_Challenges:_
1 – From the article on the 1942 Columbia Lions football team, answer these:
(a) In which stadium and part of the city did the team play its home games?
(b) Who led the team in scoring, and with how many points?
(c) What was Columbia's ranking in the final Litkenhous Difference by Score System rankings for 1942?
2 – Could you return, word for word, the passage of the article on the 1942 Columbia Lions football team starting with "Ken Germann led" and going on through "System for 1942."?

_Selected text:_
- Conference: Independent
- Record: 3–6
- Head coach: Lou Little (13th season);
- Captains: Felix Demartini; Paul Governali;
- Home stadium: Baker Field

= 1942 Columbia Lions football team =

American college football season

The 1942 Columbia Lions football team was an American football team that represented Columbia University as an independent during the 1942 college football season. Home games were played in New York City at Baker Field in Upper Manhattan.

Under thirteenth-year head coach Lou Little, the Lions compiled a 3–6 record and were outscored 193 to 169. The team captains were Felix Demartini and Paul Governali.

Ken Germann led the team in scoring, with 60 points (six touchdowns). Governali, the Heisman Trophy runner-up, led in total offense, with 1,610 yards (1,442 passing, 168 rushing).

Columbia was ranked at No. 91 (out of 590 college and military teams) in the final rankings under the Litkenhous Difference by Score System for 1942.

_Dataset section:_
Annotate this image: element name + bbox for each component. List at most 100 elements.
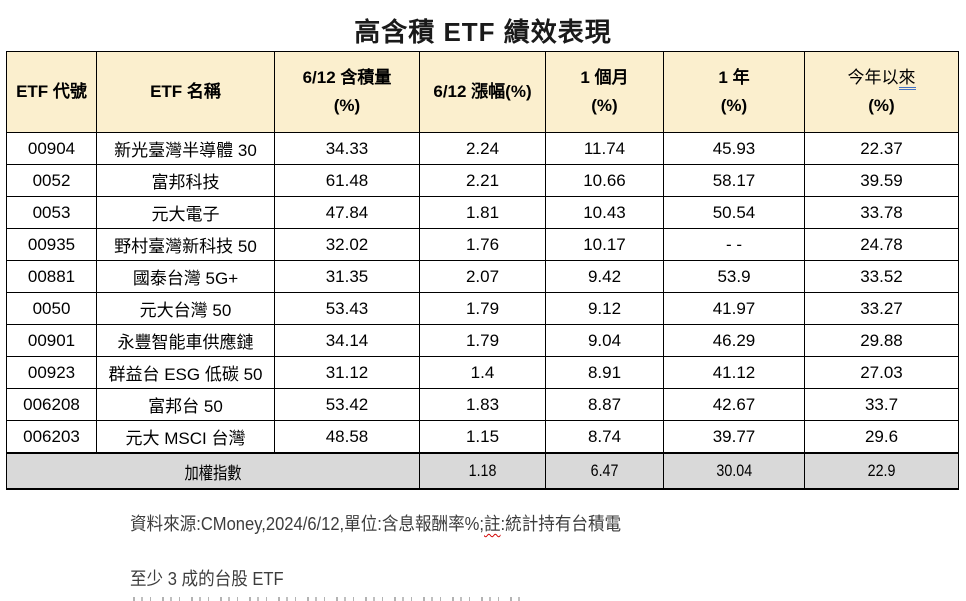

_Solutions to the exercise:_
1 –
(a) Baker Field, in Upper Manhattan, New York City.
(b) Ken Germann, with 60 points (six touchdowns).
(c) No. 91, out of 590 college and military teams.

2 –
Ken Germann led the team in scoring, with 60 points (six touchdowns). Governali, the Heisman Trophy runner-up, led in total offense, with 1,610 yards (1,442 passing, 168 rushing).

Columbia was ranked at No. 91 (out of 590 college and military teams) in the final rankings under the Litkenhous Difference by Score System for 1942.